## [The request]
Turn the lines below into a numbered list, skipping any blank lines: begin at the line that contains "y-tick-label: 113,900.00 <box>2027" and stop after the line that contains "y-tick-label: 112,100.00 <box>2027".
[Start of Data section]
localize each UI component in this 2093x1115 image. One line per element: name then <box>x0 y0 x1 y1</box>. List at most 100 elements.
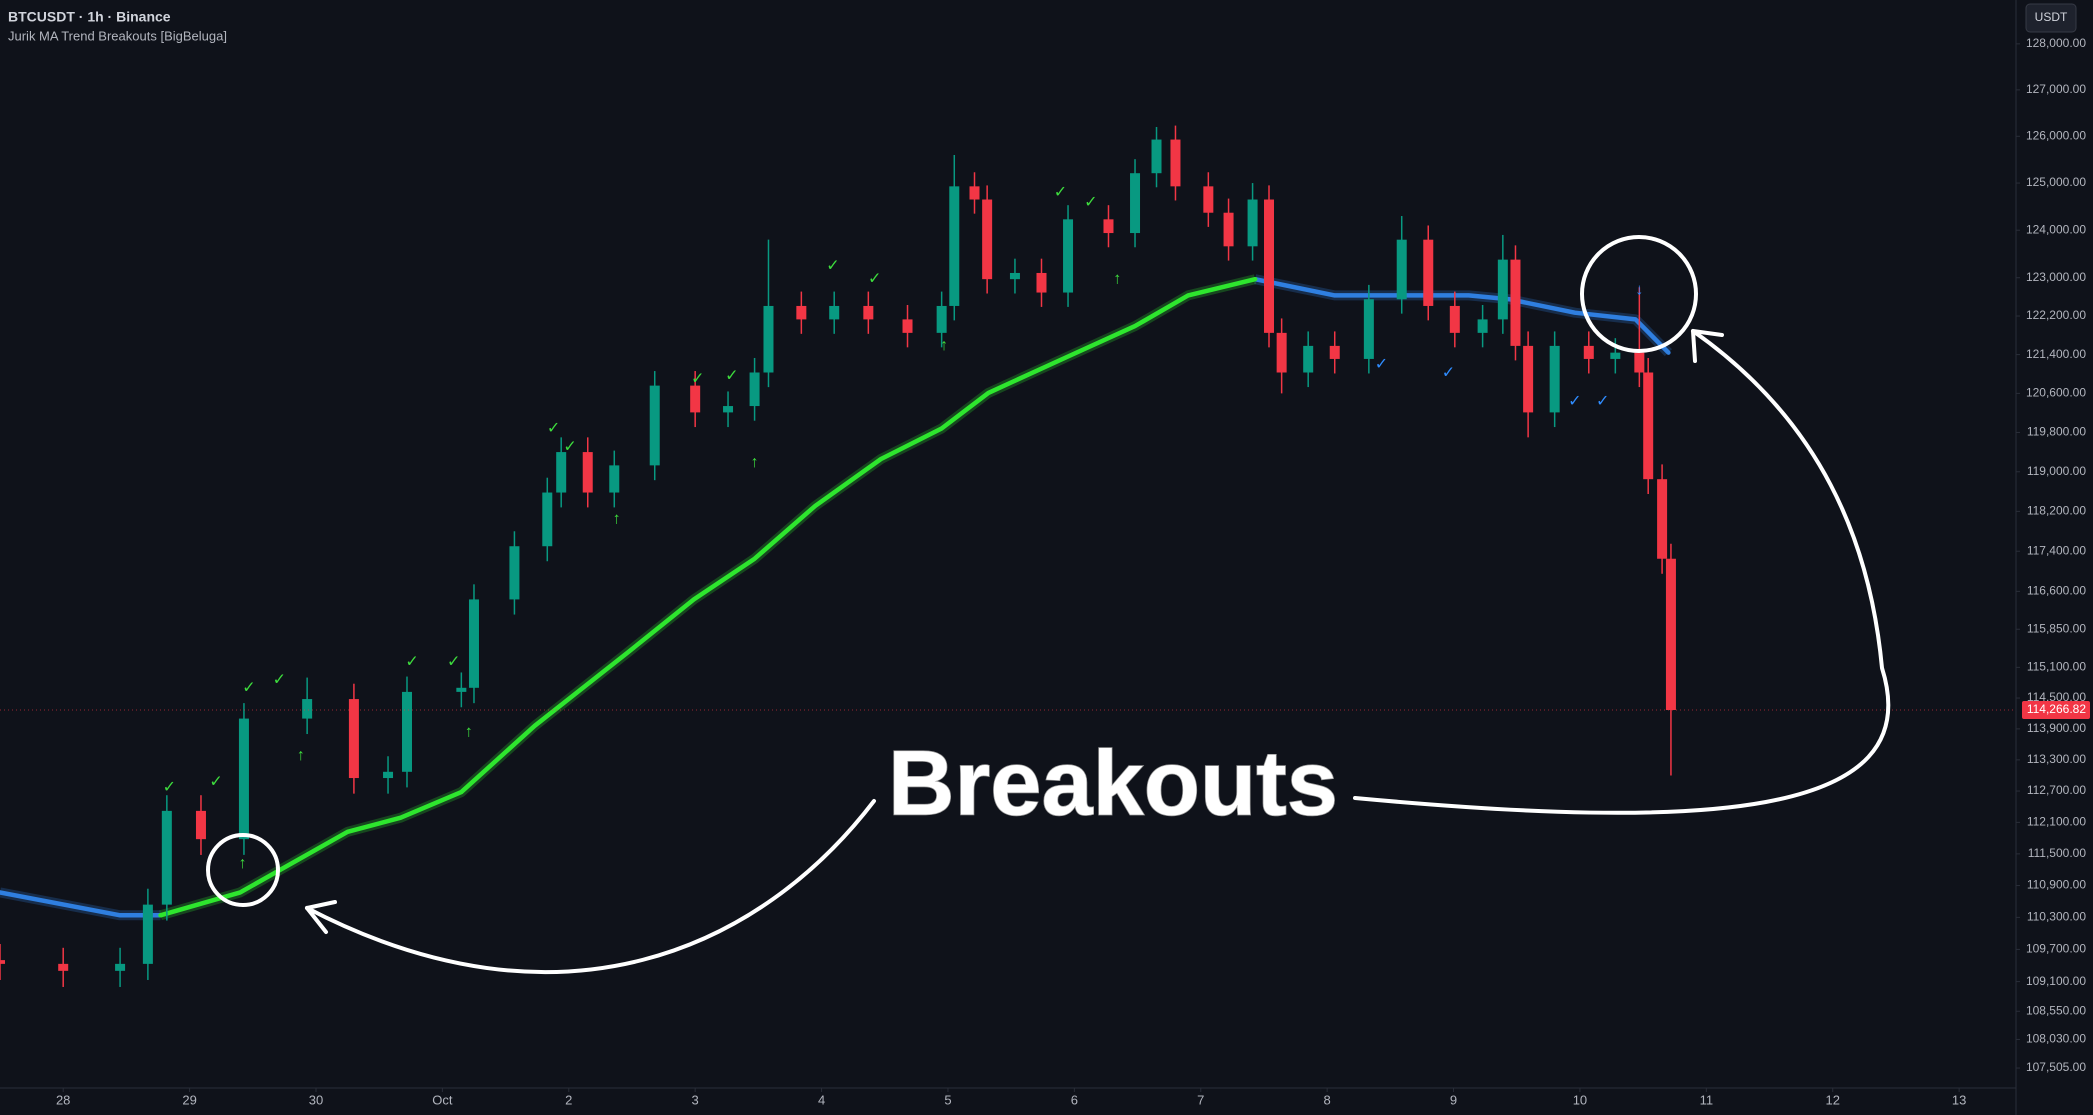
y-tick-label: 113,900.00 <box>2027 721 2086 735</box>
candle-body <box>1151 139 1162 174</box>
signal-marker: ↑ <box>751 454 759 471</box>
signal-marker: ✓ <box>1054 184 1067 201</box>
candle-body <box>542 492 553 547</box>
y-tick-label: 112,100.00 <box>2027 815 2086 829</box>
y-tick-label: 118,200.00 <box>2027 504 2086 518</box>
candle-body <box>982 199 993 280</box>
y-tick-label: 114,500.00 <box>2027 690 2086 704</box>
y-tick-label: 113,300.00 <box>2027 752 2086 766</box>
signal-marker: ✓ <box>1596 393 1609 410</box>
candle-body <box>1264 199 1275 333</box>
candle-body <box>1170 139 1181 187</box>
candle-body <box>238 718 249 840</box>
y-tick-label: 122,200.00 <box>2026 308 2086 322</box>
y-tick-label: 119,800.00 <box>2027 425 2086 439</box>
signal-marker: ✓ <box>563 438 576 455</box>
signal-marker: ✓ <box>826 258 839 275</box>
candle-body <box>582 452 593 493</box>
candle-body <box>609 465 620 493</box>
signal-marker: ✓ <box>725 368 738 385</box>
signal-marker: ✓ <box>209 773 222 790</box>
candle-body <box>1009 272 1020 280</box>
candle-body <box>161 810 172 905</box>
signal-marker: ↑ <box>297 747 305 764</box>
x-tick-label: 4 <box>818 1092 825 1107</box>
candle-body <box>509 546 520 600</box>
y-tick-label: 127,000.00 <box>2026 82 2086 96</box>
signal-marker: ↑ <box>239 855 247 872</box>
currency-label[interactable]: USDT <box>2035 10 2068 24</box>
y-tick-label: 108,030.00 <box>2026 1032 2086 1046</box>
candle-body <box>1303 345 1314 373</box>
chart-title: BTCUSDT · 1h · Binance <box>8 9 171 25</box>
currency-button[interactable] <box>2025 3 2077 33</box>
candle-body <box>969 186 980 200</box>
y-tick-label: 125,000.00 <box>2026 175 2086 189</box>
signal-marker: ✓ <box>242 680 255 697</box>
candle-body <box>649 385 660 466</box>
signal-marker: ✓ <box>1375 356 1388 373</box>
candle-body <box>1665 558 1676 711</box>
candle-body <box>456 687 467 692</box>
x-tick-label: 29 <box>182 1092 196 1107</box>
candle-body <box>1634 352 1645 373</box>
candle-body <box>1449 305 1460 333</box>
signal-marker: ✓ <box>1084 194 1097 211</box>
last-price-label: 114,266.82 <box>2027 702 2086 716</box>
y-tick-label: 108,550.00 <box>2026 1003 2086 1017</box>
candle-body <box>1276 332 1287 373</box>
x-tick-label: 7 <box>1197 1092 1204 1107</box>
candle-body <box>1063 219 1074 293</box>
trend-line <box>158 276 1258 918</box>
y-tick-label: 123,000.00 <box>2026 270 2086 284</box>
y-tick-label: 110,900.00 <box>2027 878 2086 892</box>
arrow-head <box>1691 329 1724 363</box>
x-tick-label: 28 <box>56 1092 70 1107</box>
candle-body <box>690 385 701 413</box>
signal-marker: ↓ <box>1635 281 1643 298</box>
x-tick-label: 5 <box>944 1092 951 1107</box>
y-tick-label: 117,400.00 <box>2027 543 2086 557</box>
y-tick-label: 112,700.00 <box>2027 783 2086 797</box>
annotation-arrow <box>1353 329 1891 815</box>
candle-body <box>401 691 412 772</box>
candle-body <box>796 305 807 320</box>
signal-marker: ✓ <box>273 671 286 688</box>
candle-body <box>1396 239 1407 300</box>
signal-marker: ✓ <box>1442 365 1455 382</box>
candle-body <box>0 960 5 964</box>
candle-body <box>1103 219 1114 234</box>
candle-body <box>1497 259 1508 320</box>
candle-body <box>936 305 947 333</box>
candle-body <box>1329 345 1340 359</box>
plot: ↑↑↑↑↑↑↑↓✓ ✓✓ ✓✓ ✓✓✓✓ ✓✓✓✓✓✓✓✓ ✓ <box>0 125 2016 987</box>
candle-body <box>302 699 313 719</box>
candle-body <box>142 904 153 964</box>
x-tick-label: 10 <box>1573 1092 1587 1107</box>
annotation-text: Breakouts <box>888 732 1338 834</box>
candle-body <box>556 452 567 493</box>
y-tick-label: 115,850.00 <box>2027 621 2086 635</box>
candle-body <box>1203 186 1214 213</box>
signal-marker: ↑ <box>613 511 621 528</box>
candle-body <box>1423 239 1434 306</box>
candle-body <box>949 186 960 306</box>
candle-body <box>468 599 479 688</box>
signal-marker: ↑ <box>465 724 473 741</box>
y-tick-label: 116,600.00 <box>2027 584 2086 598</box>
signal-marker: ✓ <box>447 653 460 670</box>
y-tick-label: 107,505.00 <box>2026 1060 2086 1074</box>
x-tick-label: 9 <box>1450 1092 1457 1107</box>
y-tick-label: 110,300.00 <box>2027 910 2086 924</box>
x-tick-label: 13 <box>1952 1092 1966 1107</box>
highlight-circle <box>206 833 280 907</box>
signal-marker: ✓ <box>868 270 881 287</box>
candle-body <box>1510 259 1521 346</box>
y-tick-label: 120,600.00 <box>2026 386 2086 400</box>
arrow-head <box>305 900 337 934</box>
candle-body <box>863 305 874 320</box>
x-tick-label: 8 <box>1324 1092 1331 1107</box>
signal-marker: ✓ <box>547 420 560 437</box>
y-tick-label: 128,000.00 <box>2026 36 2086 50</box>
[End of Data section]
## [Answer]
1. y-tick-label: 113,900.00 <box>2027 721 2086 735</box>
2. candle-body <box>1151 139 1162 174</box>
3. signal-marker: ↑ <box>751 454 759 471</box>
4. signal-marker: ✓ <box>1054 184 1067 201</box>
5. candle-body <box>542 492 553 547</box>
6. y-tick-label: 112,100.00 <box>2027 815 2086 829</box>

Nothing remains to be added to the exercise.